== SET TASK ==
Below are some entries. Output each one exactly as it appears.
----
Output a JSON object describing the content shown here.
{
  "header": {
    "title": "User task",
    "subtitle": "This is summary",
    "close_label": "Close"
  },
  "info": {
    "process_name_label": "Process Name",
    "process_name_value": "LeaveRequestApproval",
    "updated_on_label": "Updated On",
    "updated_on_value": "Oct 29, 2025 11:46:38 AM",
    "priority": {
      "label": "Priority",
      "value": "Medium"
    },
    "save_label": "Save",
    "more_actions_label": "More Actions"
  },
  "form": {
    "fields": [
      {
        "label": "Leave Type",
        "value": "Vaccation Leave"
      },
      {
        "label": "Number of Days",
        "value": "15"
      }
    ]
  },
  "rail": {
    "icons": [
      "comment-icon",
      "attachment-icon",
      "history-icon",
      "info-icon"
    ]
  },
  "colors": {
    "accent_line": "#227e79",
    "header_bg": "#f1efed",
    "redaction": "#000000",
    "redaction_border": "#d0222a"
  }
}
----
== SOLUTION TO THIS EXERCISE ==
Output a JSON object describing the content shown here.
{
  "header": {
    "title": "User task",
    "subtitle": "This is summary",
    "close_label": "Close"
  },
  "info": {
    "process_name_label": "Process Name",
    "process_name_value": "LeaveRequestApproval",
    "updated_on_label": "Updated On",
    "updated_on_value": "Oct 29, 2025 11:46:38 AM",
    "priority": {
      "label": "Priority",
      "value": "Medium"
    },
    "save_label": "Save",
    "more_actions_label": "More Actions"
  },
  "form": {
    "fields": [
      {
        "label": "Leave Type",
        "value": "Vaccation Leave"
      },
      {
        "label": "Number of Days",
        "value": "15"
      }
    ]
  },
  "rail": {
    "icons": [
      "comment-icon",
      "attachment-icon",
      "history-icon",
      "info-icon"
    ]
  },
  "colors": {
    "accent_line": "#227e79",
    "header_bg": "#f1efed",
    "redaction": "#000000",
    "redaction_border": "#d0222a"
  }
}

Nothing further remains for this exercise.